Written task: Wherever the string "werden" occurs in a line of these records, report that line.

Data records
════════════════════

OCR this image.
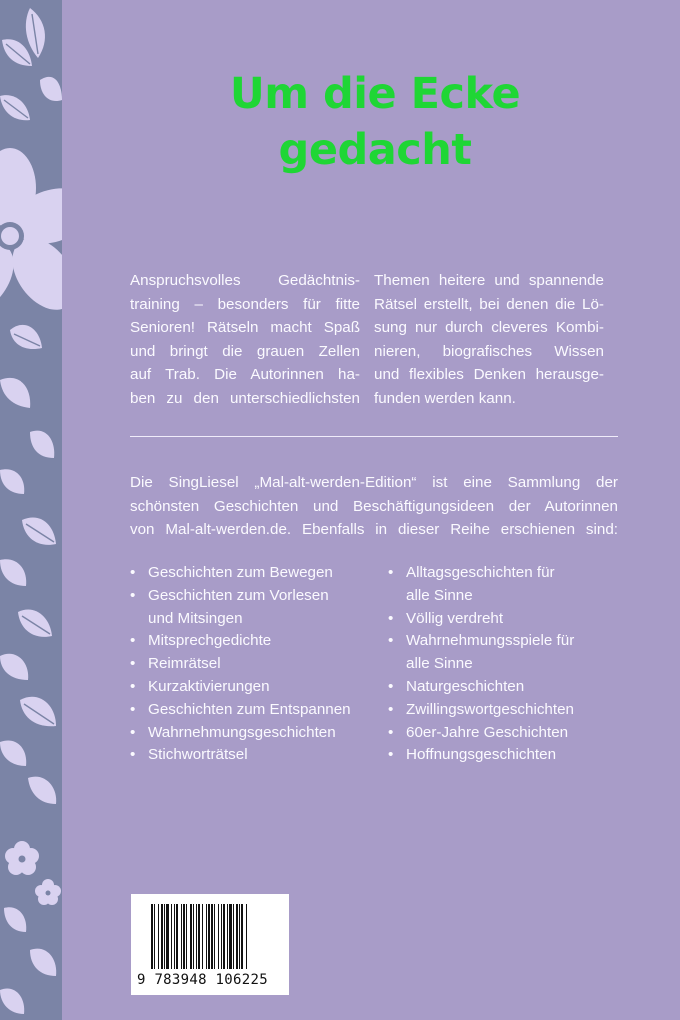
Um die Ecke
gedacht
Anspruchsvolles Gedächtnis-
training – besonders für fitte
Senioren! Rätseln macht Spaß
und bringt die grauen Zellen
auf Trab. Die Autorinnen ha-
ben zu den unterschiedlichsten
Themen heitere und spannende
Rätsel erstellt, bei denen die Lö-
sung nur durch cleveres Kombi-
nieren, biografisches Wissen
und flexibles Denken herausge-
funden werden kann.
Die SingLiesel „Mal-alt-werden-Edition“ ist eine Sammlung der
schönsten Geschichten und Beschäftigungsideen der Autorinnen
von Mal-alt-werden.de. Ebenfalls in dieser Reihe erschienen sind:
• Geschichten zum Bewegen
• Geschichten zum Vorlesen
und Mitsingen
• Mitsprechgedichte
• Reimrätsel
• Kurzaktivierungen
• Geschichten zum Entspannen
• Wahrnehmungsgeschichten
• Stichworträtsel
• Alltagsgeschichten für
alle Sinne
• Völlig verdreht
• Wahrnehmungsspiele für
alle Sinne
• Naturgeschichten
• Zwillingswortgeschichten
• 60er-Jahre Geschichten
• Hoffnungsgeschichten
9 783948 106225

════════════════════

Final answer:
funden werden kann.
Die SingLiesel „Mal-alt-werden-Edition“ ist eine Sammlung der
von Mal-alt-werden.de. Ebenfalls in dieser Reihe erschienen sind:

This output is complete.